[EXERCISE OBJECTIVE]
Locate the string "explorer" in the listing below. Copy every line where it is found.
#####
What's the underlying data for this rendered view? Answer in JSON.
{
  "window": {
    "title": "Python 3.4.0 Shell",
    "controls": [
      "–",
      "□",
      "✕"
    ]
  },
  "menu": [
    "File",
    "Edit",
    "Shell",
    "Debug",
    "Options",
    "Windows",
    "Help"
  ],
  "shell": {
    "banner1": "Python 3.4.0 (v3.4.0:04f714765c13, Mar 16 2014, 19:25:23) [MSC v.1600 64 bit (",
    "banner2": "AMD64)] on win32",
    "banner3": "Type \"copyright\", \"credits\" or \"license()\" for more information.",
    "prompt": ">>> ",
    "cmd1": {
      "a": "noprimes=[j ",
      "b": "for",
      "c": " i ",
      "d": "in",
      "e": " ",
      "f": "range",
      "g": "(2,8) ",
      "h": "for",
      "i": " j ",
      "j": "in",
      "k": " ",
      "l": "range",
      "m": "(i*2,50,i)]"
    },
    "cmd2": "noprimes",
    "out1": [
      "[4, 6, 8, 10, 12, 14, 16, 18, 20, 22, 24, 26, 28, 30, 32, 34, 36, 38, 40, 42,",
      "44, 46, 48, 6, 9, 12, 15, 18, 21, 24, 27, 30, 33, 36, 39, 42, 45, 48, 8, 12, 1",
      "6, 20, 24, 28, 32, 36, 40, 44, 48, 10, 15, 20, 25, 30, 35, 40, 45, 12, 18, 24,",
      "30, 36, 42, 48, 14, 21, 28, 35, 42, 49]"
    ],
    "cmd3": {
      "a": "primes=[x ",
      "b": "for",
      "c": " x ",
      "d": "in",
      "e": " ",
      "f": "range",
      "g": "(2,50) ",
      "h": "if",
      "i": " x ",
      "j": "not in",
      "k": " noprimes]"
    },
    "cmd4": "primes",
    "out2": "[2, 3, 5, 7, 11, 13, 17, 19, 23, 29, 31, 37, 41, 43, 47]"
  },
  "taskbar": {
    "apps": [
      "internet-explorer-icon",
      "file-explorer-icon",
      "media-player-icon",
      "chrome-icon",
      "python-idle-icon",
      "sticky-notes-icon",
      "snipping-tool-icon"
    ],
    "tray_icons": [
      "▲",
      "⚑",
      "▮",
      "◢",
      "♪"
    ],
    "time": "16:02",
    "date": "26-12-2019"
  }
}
#####
[TASK ANSWER]
      "internet-explorer-icon",
      "file-explorer-icon",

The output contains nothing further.